SUPPLIED TEXT:
This demonstrates the pruned training dataset, where less impactful or irrelevant interactions have been removed to focus on high-quality data points for model training.
print(train_df_pruned)
session_id item_id timestamp score
0 3 214716935 1.396437e+09 0.000000
1 3 214832672 1.396438e+09 0.000000
2 7 214826835 1.396414e+09 -0.000003
3 7 214826715 1.396414e+09 -0.000003
4 11 214821275 1.396515e+09 0.000040
... ... ... ... ...
47933 31808 214820441 1.396508e+09 0.000000
47934 31812 214662819 1.396365e+09 -0.000002
47935 31812 214836765 1.396365e+09 -0.000002
47936 31812 214836073 1.396365e+09 -0.000002
47937 31812 214662819 1.396365e+09 -0.000002
Supported Recommendation models and Metrics
model
(str): Name of the model to use. Supported values:
vmis
: Session-based recommendation VMIS-kNN.tifu
: Next-basket recommendation TIFU-kNN.
metric
(str): Evaluation metric to calculate importance. Supported values:
mrr
ndcg
st
hitrate
f1
precision
recall
sustainablemrr
sustainablendcg
params
(dict): Model specific parameters
sustainable_df
(pd.DataFrame):
- This argument is only mandatory for the sustainable related metrics
st
, sustainablemrr
or sustainablendcg
How KMC-Shapley Optimizes DSV Estimation
KMC-Shapley (K-nearest Monte Carlo Shapley) enhances the efficiency of Data Shapley value computations by leveraging the sparsity and nearest-neighbor structure of the data. It avoids redundant computations by only evaluating utility changes for impactful neighbors, reducing computational overhead and enabling scalability to large datasets.
Development Installation
To get started with developing Illoominate or conducting the experiments from the paper, follow these steps:
Requirements:
- Rust >= 1.82
- Python >= 3.10
- Clone the repository:
git clone https://github.com/bkersbergen/illoominate.git
cd illoominate
- Create the python wheel by:
pip install -r requirements.txt
maturin develop --release
Conduct experiments from paper
The experiments from the paper are available in Rust code.
Prepare a config file for a dataset, describing the model, model parameters and the evaluation metric.
$ cat config.toml
[model]
name = "vmis"
[hpo]
k = 50
m = 500
[metric]
name="MRR"

EXTRACTED RECORDS:

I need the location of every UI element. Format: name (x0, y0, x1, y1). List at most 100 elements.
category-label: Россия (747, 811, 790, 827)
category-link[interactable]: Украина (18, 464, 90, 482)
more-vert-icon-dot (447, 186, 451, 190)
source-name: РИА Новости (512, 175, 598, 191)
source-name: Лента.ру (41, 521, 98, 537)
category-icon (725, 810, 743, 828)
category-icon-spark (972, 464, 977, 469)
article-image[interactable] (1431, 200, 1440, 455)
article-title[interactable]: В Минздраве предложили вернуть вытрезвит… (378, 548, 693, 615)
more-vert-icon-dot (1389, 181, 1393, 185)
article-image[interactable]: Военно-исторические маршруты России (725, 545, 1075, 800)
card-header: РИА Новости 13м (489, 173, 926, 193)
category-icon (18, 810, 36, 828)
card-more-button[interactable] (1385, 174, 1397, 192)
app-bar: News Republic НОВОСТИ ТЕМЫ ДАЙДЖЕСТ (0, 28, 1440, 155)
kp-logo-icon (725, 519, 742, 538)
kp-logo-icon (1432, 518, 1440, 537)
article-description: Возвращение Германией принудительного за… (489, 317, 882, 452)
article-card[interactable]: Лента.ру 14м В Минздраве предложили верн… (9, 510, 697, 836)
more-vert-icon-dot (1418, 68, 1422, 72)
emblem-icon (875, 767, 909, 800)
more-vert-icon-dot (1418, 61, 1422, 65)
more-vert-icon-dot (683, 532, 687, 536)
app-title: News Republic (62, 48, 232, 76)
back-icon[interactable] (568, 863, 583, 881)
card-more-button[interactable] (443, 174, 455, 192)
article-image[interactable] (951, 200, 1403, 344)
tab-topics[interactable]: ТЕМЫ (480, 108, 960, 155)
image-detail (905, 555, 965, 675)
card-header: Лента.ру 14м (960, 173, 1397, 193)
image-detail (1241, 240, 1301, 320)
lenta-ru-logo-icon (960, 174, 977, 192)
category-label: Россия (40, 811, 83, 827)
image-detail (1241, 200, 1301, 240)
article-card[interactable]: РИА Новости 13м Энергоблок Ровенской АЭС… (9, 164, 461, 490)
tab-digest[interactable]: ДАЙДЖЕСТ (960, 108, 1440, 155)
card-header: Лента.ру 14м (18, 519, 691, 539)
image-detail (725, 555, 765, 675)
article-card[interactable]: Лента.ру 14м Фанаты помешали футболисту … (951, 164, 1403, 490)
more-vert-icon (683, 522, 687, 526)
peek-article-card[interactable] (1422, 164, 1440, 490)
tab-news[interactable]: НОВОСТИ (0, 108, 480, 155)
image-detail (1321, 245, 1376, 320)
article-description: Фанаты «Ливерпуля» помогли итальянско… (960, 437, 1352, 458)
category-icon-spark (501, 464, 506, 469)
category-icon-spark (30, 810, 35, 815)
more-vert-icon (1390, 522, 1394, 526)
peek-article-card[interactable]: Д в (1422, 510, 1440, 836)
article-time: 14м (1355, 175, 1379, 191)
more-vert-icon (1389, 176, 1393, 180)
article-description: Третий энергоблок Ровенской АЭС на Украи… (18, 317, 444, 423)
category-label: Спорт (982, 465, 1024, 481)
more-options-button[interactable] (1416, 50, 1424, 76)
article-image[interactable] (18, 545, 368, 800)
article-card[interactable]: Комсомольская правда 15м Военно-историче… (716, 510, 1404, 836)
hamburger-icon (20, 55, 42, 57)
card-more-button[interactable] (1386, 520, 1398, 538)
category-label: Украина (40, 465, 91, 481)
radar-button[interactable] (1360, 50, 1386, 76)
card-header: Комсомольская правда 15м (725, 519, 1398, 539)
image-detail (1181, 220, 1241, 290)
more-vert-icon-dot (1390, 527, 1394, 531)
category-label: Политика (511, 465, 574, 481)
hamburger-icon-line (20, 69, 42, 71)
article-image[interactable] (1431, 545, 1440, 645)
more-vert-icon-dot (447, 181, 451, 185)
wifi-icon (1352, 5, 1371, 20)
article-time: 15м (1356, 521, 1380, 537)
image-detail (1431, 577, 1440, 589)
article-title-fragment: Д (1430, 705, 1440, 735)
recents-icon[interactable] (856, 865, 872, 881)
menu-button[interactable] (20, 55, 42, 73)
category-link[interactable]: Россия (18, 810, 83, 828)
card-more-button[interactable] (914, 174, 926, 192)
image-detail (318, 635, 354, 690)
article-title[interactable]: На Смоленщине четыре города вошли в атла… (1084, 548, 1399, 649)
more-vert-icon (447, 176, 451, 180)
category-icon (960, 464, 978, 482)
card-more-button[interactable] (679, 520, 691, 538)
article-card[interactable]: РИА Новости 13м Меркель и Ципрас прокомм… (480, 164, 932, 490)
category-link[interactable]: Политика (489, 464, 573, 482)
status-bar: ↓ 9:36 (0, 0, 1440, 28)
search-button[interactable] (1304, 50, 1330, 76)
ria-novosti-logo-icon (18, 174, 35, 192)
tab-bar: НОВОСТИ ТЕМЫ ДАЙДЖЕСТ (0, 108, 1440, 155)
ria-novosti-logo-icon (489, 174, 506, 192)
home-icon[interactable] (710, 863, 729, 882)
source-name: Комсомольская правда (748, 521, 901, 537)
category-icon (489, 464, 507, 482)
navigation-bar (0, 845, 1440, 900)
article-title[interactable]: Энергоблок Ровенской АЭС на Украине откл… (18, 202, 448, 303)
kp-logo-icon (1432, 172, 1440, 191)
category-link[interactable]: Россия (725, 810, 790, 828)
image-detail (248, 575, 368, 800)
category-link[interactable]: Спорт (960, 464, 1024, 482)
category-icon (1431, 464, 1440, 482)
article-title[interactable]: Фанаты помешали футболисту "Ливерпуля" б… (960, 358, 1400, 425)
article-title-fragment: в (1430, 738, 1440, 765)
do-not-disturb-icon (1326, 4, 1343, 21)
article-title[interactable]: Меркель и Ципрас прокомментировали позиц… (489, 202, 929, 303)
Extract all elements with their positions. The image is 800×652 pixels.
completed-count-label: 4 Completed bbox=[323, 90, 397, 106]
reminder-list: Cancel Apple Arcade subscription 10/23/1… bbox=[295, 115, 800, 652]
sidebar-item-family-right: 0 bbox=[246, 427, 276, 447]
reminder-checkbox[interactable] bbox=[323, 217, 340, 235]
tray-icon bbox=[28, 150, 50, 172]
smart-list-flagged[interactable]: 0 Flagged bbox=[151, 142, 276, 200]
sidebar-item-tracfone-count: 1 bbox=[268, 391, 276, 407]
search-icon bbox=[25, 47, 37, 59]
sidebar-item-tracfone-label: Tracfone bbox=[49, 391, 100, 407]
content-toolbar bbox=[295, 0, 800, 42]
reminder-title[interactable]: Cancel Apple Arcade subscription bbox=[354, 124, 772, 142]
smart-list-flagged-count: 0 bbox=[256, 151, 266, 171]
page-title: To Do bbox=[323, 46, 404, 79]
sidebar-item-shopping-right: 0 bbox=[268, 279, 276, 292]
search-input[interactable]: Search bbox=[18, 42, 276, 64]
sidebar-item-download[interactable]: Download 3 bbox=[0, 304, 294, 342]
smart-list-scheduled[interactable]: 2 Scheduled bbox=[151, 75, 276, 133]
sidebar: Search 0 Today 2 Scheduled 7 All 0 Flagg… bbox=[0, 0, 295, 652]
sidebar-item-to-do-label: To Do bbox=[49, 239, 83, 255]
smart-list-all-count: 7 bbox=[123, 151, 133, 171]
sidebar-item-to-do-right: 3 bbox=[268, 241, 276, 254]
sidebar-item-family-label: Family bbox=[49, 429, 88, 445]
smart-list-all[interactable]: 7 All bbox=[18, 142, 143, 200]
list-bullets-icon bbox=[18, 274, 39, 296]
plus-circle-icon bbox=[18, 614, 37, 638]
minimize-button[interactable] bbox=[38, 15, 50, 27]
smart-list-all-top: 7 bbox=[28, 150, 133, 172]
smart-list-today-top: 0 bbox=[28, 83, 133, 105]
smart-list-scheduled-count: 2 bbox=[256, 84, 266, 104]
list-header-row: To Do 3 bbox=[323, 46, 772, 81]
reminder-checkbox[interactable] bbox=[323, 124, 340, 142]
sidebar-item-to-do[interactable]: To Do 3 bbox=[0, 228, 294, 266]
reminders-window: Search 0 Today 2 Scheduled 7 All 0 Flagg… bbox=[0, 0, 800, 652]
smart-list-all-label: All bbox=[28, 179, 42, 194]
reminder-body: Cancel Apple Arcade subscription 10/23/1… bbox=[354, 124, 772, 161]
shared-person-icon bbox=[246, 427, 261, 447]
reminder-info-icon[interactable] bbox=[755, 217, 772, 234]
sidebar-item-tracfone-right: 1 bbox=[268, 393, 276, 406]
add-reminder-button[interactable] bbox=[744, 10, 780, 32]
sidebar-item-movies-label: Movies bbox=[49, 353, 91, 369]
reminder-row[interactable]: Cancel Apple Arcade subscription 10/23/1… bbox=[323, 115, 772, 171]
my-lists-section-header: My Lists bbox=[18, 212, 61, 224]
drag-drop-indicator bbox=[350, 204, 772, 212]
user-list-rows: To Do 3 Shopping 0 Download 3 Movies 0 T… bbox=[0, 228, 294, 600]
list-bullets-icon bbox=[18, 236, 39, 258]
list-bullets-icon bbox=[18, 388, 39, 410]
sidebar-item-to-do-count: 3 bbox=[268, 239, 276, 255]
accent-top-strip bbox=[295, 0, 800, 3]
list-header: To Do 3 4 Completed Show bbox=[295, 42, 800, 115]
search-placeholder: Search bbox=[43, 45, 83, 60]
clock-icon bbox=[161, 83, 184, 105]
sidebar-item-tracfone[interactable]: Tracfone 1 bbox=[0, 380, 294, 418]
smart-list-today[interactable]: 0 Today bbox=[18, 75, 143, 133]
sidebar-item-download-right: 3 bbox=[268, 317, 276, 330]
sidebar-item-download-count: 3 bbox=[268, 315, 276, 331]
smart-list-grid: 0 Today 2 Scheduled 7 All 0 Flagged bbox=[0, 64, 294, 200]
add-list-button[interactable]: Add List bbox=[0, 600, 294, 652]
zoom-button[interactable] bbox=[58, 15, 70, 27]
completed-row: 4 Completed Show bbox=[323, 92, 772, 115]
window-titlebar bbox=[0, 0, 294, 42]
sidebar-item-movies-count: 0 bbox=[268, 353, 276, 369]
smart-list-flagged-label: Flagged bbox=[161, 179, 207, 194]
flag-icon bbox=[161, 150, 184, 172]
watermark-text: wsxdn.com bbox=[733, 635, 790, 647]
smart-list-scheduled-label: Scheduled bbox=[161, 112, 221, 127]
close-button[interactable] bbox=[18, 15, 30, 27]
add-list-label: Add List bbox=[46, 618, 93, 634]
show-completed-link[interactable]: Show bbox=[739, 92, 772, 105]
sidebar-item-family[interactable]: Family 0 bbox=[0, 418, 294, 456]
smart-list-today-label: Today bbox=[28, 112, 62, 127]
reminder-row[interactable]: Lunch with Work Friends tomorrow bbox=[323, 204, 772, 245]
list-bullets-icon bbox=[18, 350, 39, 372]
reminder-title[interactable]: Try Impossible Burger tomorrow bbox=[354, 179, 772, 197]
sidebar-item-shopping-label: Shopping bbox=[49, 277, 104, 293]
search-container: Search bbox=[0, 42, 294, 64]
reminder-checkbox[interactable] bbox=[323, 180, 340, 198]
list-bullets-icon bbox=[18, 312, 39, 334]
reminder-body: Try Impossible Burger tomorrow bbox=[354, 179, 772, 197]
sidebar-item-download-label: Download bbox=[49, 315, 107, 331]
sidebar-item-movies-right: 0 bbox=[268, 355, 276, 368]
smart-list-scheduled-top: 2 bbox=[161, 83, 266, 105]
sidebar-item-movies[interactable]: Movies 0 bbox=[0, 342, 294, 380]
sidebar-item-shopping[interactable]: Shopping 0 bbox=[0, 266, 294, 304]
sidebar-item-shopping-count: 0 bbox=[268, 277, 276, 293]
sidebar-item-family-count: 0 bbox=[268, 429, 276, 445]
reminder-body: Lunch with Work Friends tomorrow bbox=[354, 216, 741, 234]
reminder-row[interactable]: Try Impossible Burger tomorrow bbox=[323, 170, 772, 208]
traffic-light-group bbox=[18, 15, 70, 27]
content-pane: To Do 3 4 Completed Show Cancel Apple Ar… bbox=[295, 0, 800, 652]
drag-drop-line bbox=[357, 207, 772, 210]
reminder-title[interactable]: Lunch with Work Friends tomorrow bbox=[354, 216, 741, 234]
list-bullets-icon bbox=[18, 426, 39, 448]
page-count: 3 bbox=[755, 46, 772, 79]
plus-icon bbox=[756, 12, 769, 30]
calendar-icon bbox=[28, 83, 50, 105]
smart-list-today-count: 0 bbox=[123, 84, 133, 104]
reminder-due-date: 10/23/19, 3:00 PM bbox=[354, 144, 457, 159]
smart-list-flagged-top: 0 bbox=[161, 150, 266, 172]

REQUIRED WORK: Reproduce the portion of the Illoominate text starting with "This demonstrates the" and going on through "for model training.". The items come from a separate source.

TASK RESPONSE:
This demonstrates the pruned training dataset, where less impactful or irrelevant interactions have been removed to focus on high-quality data points for model training.